Dataset records:
※ ※ ※

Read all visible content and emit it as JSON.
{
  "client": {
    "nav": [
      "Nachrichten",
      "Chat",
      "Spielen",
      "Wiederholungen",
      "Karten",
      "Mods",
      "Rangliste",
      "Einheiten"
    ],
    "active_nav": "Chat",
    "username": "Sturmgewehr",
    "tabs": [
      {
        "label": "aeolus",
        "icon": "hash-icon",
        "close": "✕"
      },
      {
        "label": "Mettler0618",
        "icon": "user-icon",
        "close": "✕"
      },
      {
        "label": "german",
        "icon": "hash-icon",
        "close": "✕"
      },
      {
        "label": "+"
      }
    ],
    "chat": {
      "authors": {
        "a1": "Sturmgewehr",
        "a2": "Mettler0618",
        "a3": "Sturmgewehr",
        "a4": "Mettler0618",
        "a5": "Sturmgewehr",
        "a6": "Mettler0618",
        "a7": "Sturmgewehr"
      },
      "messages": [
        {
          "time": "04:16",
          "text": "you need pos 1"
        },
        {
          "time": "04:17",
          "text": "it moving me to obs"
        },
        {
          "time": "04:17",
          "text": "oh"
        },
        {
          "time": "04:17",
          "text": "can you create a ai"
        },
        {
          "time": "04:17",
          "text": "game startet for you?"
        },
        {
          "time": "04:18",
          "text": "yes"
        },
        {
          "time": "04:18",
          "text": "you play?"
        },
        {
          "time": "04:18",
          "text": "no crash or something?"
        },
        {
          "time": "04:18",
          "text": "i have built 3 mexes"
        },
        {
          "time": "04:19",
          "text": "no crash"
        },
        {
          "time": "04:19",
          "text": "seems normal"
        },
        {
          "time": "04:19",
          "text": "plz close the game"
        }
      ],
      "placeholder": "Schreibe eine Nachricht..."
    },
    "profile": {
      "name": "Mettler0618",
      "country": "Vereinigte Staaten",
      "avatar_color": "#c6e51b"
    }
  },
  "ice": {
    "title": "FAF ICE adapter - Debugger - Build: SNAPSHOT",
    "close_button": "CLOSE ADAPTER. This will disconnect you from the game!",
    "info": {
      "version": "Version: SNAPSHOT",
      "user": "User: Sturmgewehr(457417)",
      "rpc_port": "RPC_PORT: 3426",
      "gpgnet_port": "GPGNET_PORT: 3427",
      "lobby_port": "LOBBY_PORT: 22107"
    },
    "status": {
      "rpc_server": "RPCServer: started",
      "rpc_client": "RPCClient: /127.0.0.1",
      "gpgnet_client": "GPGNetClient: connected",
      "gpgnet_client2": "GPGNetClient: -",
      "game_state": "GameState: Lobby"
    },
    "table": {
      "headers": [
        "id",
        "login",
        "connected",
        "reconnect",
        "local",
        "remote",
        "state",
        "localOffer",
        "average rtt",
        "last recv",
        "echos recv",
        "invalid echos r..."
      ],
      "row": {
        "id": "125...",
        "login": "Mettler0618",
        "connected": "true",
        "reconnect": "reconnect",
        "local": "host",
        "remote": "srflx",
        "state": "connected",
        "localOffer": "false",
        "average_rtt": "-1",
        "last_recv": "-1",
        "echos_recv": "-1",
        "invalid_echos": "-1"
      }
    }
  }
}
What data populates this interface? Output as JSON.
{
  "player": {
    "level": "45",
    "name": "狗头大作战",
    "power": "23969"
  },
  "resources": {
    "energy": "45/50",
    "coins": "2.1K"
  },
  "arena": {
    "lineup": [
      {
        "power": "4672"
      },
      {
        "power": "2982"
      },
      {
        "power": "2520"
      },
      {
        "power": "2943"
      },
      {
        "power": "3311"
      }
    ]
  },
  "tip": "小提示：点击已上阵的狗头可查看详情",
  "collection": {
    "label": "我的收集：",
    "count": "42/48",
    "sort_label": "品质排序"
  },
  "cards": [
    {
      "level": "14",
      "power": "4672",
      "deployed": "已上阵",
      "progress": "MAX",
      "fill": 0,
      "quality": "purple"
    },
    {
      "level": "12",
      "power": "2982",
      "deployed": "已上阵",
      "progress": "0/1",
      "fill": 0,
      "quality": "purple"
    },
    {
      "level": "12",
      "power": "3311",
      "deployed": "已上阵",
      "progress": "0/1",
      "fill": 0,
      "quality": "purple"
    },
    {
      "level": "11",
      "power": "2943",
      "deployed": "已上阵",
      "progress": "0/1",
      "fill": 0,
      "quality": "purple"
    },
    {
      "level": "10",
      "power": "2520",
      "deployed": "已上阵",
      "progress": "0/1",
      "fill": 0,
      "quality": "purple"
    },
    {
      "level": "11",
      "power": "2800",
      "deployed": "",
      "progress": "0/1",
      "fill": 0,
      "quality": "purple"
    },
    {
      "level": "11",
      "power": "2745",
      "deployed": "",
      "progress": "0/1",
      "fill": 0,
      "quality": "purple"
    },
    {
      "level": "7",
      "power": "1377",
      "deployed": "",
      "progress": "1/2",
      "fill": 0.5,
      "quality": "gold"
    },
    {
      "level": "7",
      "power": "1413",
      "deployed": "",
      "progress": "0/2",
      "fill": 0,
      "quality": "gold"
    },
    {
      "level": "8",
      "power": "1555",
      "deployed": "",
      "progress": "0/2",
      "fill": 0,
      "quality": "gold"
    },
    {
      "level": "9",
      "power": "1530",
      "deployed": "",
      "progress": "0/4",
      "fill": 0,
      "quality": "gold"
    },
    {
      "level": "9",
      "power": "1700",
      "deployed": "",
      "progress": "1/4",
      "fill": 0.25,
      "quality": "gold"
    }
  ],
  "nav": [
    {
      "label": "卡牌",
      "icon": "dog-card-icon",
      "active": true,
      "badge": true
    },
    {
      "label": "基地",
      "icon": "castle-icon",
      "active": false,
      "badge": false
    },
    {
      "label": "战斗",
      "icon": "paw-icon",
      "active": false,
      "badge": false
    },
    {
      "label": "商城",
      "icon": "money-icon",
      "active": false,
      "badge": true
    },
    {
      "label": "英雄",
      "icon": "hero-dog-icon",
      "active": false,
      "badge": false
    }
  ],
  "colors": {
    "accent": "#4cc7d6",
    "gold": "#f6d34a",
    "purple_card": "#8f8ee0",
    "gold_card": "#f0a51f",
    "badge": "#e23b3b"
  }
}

※ ※ ※

## [WORK TO DO]
Copy out each record, keeping every word as it is.

## [EXERCISE RESULT]
Read all visible content and emit it as JSON.
{
  "client": {
    "nav": [
      "Nachrichten",
      "Chat",
      "Spielen",
      "Wiederholungen",
      "Karten",
      "Mods",
      "Rangliste",
      "Einheiten"
    ],
    "active_nav": "Chat",
    "username": "Sturmgewehr",
    "tabs": [
      {
        "label": "aeolus",
        "icon": "hash-icon",
        "close": "✕"
      },
      {
        "label": "Mettler0618",
        "icon": "user-icon",
        "close": "✕"
      },
      {
        "label": "german",
        "icon": "hash-icon",
        "close": "✕"
      },
      {
        "label": "+"
      }
    ],
    "chat": {
      "authors": {
        "a1": "Sturmgewehr",
        "a2": "Mettler0618",
        "a3": "Sturmgewehr",
        "a4": "Mettler0618",
        "a5": "Sturmgewehr",
        "a6": "Mettler0618",
        "a7": "Sturmgewehr"
      },
      "messages": [
        {
          "time": "04:16",
          "text": "you need pos 1"
        },
        {
          "time": "04:17",
          "text": "it moving me to obs"
        },
        {
          "time": "04:17",
          "text": "oh"
        },
        {
          "time": "04:17",
          "text": "can you create a ai"
        },
        {
          "time": "04:17",
          "text": "game startet for you?"
        },
        {
          "time": "04:18",
          "text": "yes"
        },
        {
          "time": "04:18",
          "text": "you play?"
        },
        {
          "time": "04:18",
          "text": "no crash or something?"
        },
        {
          "time": "04:18",
          "text": "i have built 3 mexes"
        },
        {
          "time": "04:19",
          "text": "no crash"
        },
        {
          "time": "04:19",
          "text": "seems normal"
        },
        {
          "time": "04:19",
          "text": "plz close the game"
        }
      ],
      "placeholder": "Schreibe eine Nachricht..."
    },
    "profile": {
      "name": "Mettler0618",
      "country": "Vereinigte Staaten",
      "avatar_color": "#c6e51b"
    }
  },
  "ice": {
    "title": "FAF ICE adapter - Debugger - Build: SNAPSHOT",
    "close_button": "CLOSE ADAPTER. This will disconnect you from the game!",
    "info": {
      "version": "Version: SNAPSHOT",
      "user": "User: Sturmgewehr(457417)",
      "rpc_port": "RPC_PORT: 3426",
      "gpgnet_port": "GPGNET_PORT: 3427",
      "lobby_port": "LOBBY_PORT: 22107"
    },
    "status": {
      "rpc_server": "RPCServer: started",
      "rpc_client": "RPCClient: /127.0.0.1",
      "gpgnet_client": "GPGNetClient: connected",
      "gpgnet_client2": "GPGNetClient: -",
      "game_state": "GameState: Lobby"
    },
    "table": {
      "headers": [
        "id",
        "login",
        "connected",
        "reconnect",
        "local",
        "remote",
        "state",
        "localOffer",
        "average rtt",
        "last recv",
        "echos recv",
        "invalid echos r..."
      ],
      "row": {
        "id": "125...",
        "login": "Mettler0618",
        "connected": "true",
        "reconnect": "reconnect",
        "local": "host",
        "remote": "srflx",
        "state": "connected",
        "localOffer": "false",
        "average_rtt": "-1",
        "last_recv": "-1",
        "echos_recv": "-1",
        "invalid_echos": "-1"
      }
    }
  }
}
What data populates this interface? Output as JSON.
{
  "player": {
    "level": "45",
    "name": "狗头大作战",
    "power": "23969"
  },
  "resources": {
    "energy": "45/50",
    "coins": "2.1K"
  },
  "arena": {
    "lineup": [
      {
        "power": "4672"
      },
      {
        "power": "2982"
      },
      {
        "power": "2520"
      },
      {
        "power": "2943"
      },
      {
        "power": "3311"
      }
    ]
  },
  "tip": "小提示：点击已上阵的狗头可查看详情",
  "collection": {
    "label": "我的收集：",
    "count": "42/48",
    "sort_label": "品质排序"
  },
  "cards": [
    {
      "level": "14",
      "power": "4672",
      "deployed": "已上阵",
      "progress": "MAX",
      "fill": 0,
      "quality": "purple"
    },
    {
      "level": "12",
      "power": "2982",
      "deployed": "已上阵",
      "progress": "0/1",
      "fill": 0,
      "quality": "purple"
    },
    {
      "level": "12",
      "power": "3311",
      "deployed": "已上阵",
      "progress": "0/1",
      "fill": 0,
      "quality": "purple"
    },
    {
      "level": "11",
      "power": "2943",
      "deployed": "已上阵",
      "progress": "0/1",
      "fill": 0,
      "quality": "purple"
    },
    {
      "level": "10",
      "power": "2520",
      "deployed": "已上阵",
      "progress": "0/1",
      "fill": 0,
      "quality": "purple"
    },
    {
      "level": "11",
      "power": "2800",
      "deployed": "",
      "progress": "0/1",
      "fill": 0,
      "quality": "purple"
    },
    {
      "level": "11",
      "power": "2745",
      "deployed": "",
      "progress": "0/1",
      "fill": 0,
      "quality": "purple"
    },
    {
      "level": "7",
      "power": "1377",
      "deployed": "",
      "progress": "1/2",
      "fill": 0.5,
      "quality": "gold"
    },
    {
      "level": "7",
      "power": "1413",
      "deployed": "",
      "progress": "0/2",
      "fill": 0,
      "quality": "gold"
    },
    {
      "level": "8",
      "power": "1555",
      "deployed": "",
      "progress": "0/2",
      "fill": 0,
      "quality": "gold"
    },
    {
      "level": "9",
      "power": "1530",
      "deployed": "",
      "progress": "0/4",
      "fill": 0,
      "quality": "gold"
    },
    {
      "level": "9",
      "power": "1700",
      "deployed": "",
      "progress": "1/4",
      "fill": 0.25,
      "quality": "gold"
    }
  ],
  "nav": [
    {
      "label": "卡牌",
      "icon": "dog-card-icon",
      "active": true,
      "badge": true
    },
    {
      "label": "基地",
      "icon": "castle-icon",
      "active": false,
      "badge": false
    },
    {
      "label": "战斗",
      "icon": "paw-icon",
      "active": false,
      "badge": false
    },
    {
      "label": "商城",
      "icon": "money-icon",
      "active": false,
      "badge": true
    },
    {
      "label": "英雄",
      "icon": "hero-dog-icon",
      "active": false,
      "badge": false
    }
  ],
  "colors": {
    "accent": "#4cc7d6",
    "gold": "#f6d34a",
    "purple_card": "#8f8ee0",
    "gold_card": "#f0a51f",
    "badge": "#e23b3b"
  }
}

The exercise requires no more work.